» Problem requirements:
Could you rewrite the stretch from the start of the records through the line containing "close-icon[interactable] bbox=[92, 69, 105, 82]", replacing "interactable" with "clickable" everywhere in it and leaving all else unchanged?
----------------------------------------
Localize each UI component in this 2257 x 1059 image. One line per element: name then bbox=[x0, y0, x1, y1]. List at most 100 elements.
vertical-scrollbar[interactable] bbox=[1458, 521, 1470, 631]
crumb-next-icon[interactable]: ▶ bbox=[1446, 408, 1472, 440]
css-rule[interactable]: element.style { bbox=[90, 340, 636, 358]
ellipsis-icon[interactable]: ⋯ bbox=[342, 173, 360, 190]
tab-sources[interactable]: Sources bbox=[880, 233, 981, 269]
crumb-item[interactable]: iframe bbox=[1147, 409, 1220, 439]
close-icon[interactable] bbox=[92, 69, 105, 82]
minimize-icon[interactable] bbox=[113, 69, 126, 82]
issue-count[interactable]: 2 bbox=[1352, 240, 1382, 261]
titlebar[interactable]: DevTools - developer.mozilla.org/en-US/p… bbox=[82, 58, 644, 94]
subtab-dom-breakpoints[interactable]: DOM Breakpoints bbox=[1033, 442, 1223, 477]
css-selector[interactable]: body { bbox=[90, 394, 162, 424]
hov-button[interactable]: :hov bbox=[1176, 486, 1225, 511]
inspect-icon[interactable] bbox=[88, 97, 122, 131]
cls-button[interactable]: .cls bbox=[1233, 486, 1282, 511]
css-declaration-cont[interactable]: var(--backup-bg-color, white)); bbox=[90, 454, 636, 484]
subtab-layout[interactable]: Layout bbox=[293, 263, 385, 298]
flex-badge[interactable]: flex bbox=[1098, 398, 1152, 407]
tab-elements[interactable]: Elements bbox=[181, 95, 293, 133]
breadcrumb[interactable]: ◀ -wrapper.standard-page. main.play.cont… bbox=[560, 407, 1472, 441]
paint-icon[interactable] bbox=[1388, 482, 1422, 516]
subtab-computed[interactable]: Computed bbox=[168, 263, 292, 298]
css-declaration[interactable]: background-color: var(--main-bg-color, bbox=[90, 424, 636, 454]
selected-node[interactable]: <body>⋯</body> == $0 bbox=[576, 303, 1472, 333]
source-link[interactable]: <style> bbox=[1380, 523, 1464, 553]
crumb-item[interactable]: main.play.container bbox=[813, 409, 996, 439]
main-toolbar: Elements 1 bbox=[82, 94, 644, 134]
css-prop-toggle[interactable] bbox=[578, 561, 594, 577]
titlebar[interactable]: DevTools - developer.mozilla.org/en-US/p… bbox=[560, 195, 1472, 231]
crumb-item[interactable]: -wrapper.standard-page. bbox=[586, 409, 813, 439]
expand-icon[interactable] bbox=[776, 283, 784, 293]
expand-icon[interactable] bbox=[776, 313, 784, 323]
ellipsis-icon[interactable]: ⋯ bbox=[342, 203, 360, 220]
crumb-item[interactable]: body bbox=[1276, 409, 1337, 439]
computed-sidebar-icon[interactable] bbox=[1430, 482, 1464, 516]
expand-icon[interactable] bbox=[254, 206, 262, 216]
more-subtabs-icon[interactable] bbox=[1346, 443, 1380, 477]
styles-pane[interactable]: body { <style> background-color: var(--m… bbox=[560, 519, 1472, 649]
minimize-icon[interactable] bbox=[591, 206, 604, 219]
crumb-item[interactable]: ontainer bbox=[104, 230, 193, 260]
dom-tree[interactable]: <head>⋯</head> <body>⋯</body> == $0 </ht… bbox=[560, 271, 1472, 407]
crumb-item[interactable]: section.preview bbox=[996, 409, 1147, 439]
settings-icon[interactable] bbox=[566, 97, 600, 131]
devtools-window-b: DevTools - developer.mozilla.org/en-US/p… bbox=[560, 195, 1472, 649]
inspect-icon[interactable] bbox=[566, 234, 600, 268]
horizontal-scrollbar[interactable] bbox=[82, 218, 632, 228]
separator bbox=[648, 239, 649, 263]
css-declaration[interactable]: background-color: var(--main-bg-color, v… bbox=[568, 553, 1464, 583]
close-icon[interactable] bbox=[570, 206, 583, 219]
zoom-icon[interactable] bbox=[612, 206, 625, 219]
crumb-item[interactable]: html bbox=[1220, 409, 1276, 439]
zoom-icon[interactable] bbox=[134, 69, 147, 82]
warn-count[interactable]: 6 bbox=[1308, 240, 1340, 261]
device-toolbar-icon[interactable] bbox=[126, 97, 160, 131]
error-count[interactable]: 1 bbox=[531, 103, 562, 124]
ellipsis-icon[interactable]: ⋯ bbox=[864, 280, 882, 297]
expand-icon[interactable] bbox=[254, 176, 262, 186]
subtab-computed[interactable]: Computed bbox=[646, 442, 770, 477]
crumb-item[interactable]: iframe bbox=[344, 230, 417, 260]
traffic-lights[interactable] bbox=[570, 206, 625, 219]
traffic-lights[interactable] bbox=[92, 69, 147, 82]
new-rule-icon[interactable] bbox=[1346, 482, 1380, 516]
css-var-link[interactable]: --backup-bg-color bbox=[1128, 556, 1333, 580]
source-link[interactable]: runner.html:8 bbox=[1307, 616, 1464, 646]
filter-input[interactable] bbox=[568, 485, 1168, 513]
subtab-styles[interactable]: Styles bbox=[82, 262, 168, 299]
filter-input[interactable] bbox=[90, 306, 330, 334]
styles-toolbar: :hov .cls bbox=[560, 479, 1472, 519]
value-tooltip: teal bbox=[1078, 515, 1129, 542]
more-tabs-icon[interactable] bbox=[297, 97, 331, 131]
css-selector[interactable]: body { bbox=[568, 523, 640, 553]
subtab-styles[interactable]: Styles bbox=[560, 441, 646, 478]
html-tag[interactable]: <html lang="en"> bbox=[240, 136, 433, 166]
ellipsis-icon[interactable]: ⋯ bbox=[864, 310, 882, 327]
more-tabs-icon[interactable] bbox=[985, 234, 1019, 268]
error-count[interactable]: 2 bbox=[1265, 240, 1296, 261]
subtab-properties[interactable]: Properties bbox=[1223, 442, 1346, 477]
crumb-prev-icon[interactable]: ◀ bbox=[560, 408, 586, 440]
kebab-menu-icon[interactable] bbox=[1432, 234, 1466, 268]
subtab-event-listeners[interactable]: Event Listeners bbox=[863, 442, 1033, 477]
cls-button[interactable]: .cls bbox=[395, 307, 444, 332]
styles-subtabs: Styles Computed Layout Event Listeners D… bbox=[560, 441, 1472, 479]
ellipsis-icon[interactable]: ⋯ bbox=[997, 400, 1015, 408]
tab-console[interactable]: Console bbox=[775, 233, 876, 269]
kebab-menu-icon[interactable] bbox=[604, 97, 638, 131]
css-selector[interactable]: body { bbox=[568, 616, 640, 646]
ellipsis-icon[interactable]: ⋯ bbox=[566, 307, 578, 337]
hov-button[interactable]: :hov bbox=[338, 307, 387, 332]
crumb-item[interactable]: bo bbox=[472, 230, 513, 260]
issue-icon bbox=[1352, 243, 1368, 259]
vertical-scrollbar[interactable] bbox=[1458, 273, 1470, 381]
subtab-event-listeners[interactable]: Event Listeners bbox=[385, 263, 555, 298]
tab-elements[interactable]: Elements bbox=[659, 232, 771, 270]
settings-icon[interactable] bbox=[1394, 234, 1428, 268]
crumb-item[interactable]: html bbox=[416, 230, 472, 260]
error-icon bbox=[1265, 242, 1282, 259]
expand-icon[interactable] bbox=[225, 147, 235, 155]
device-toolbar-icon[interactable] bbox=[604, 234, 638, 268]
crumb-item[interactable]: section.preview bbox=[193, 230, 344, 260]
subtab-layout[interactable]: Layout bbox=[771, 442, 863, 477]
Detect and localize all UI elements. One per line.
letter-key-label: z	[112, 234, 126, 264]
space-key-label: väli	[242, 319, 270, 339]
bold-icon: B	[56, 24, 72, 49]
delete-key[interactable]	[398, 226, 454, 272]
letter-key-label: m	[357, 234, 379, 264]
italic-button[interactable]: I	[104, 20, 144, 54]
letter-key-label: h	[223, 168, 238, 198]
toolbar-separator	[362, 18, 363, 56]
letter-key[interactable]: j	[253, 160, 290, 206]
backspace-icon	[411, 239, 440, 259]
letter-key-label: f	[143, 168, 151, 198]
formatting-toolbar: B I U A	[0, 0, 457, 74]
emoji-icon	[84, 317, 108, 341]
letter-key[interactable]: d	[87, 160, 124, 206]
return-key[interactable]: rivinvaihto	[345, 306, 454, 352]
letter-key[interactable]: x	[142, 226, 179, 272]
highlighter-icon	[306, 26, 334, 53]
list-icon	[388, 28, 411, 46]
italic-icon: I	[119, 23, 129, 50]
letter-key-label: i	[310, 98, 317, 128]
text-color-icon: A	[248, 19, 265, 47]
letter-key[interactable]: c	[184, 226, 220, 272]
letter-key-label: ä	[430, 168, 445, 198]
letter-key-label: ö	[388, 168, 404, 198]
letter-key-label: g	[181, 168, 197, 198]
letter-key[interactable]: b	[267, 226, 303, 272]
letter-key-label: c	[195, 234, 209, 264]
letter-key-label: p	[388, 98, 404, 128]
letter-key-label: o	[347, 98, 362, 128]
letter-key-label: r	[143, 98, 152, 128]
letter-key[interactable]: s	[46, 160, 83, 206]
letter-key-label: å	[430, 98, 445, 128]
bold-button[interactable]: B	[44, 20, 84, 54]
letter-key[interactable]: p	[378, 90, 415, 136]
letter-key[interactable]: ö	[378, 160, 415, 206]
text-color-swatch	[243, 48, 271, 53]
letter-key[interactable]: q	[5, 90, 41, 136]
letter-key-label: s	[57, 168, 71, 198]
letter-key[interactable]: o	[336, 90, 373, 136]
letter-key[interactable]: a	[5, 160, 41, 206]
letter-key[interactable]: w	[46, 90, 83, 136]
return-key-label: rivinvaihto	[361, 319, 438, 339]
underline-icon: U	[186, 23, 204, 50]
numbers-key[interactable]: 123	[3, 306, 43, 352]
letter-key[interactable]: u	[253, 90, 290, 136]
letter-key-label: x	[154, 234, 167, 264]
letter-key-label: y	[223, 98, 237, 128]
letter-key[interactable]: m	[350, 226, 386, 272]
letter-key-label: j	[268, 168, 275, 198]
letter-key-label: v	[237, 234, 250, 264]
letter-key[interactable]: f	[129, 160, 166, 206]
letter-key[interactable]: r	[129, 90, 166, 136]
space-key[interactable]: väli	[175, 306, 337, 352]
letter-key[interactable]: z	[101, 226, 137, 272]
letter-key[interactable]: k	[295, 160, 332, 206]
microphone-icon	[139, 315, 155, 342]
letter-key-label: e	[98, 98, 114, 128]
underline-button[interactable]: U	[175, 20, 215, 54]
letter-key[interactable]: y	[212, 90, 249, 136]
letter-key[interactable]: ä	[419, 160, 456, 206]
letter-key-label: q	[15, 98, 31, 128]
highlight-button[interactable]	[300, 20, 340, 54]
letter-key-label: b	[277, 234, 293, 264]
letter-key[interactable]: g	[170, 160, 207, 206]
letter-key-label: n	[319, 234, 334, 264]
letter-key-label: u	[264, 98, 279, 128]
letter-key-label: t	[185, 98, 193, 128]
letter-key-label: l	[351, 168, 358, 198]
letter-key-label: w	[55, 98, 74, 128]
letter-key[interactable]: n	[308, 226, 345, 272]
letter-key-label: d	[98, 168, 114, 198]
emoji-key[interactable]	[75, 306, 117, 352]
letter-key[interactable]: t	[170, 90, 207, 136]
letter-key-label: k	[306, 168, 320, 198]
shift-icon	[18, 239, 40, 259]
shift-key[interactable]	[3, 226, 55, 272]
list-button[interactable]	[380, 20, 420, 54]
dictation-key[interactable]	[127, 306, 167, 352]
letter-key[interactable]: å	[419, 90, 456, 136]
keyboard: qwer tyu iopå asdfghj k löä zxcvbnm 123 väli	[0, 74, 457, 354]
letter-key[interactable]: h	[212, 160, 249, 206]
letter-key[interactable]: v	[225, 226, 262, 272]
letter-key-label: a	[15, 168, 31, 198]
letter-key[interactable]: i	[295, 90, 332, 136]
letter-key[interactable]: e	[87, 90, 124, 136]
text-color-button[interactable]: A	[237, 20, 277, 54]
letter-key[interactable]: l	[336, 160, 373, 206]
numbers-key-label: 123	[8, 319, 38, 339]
----------------------------------------
» Result:
Localize each UI component in this 2257 x 1059 image. One line per element: name then bbox=[x0, y0, x1, y1]. List at most 100 elements.
vertical-scrollbar[clickable] bbox=[1458, 521, 1470, 631]
crumb-next-icon[clickable]: ▶ bbox=[1446, 408, 1472, 440]
css-rule[clickable]: element.style { bbox=[90, 340, 636, 358]
ellipsis-icon[clickable]: ⋯ bbox=[342, 173, 360, 190]
tab-sources[clickable]: Sources bbox=[880, 233, 981, 269]
crumb-item[clickable]: iframe bbox=[1147, 409, 1220, 439]
close-icon[clickable] bbox=[92, 69, 105, 82]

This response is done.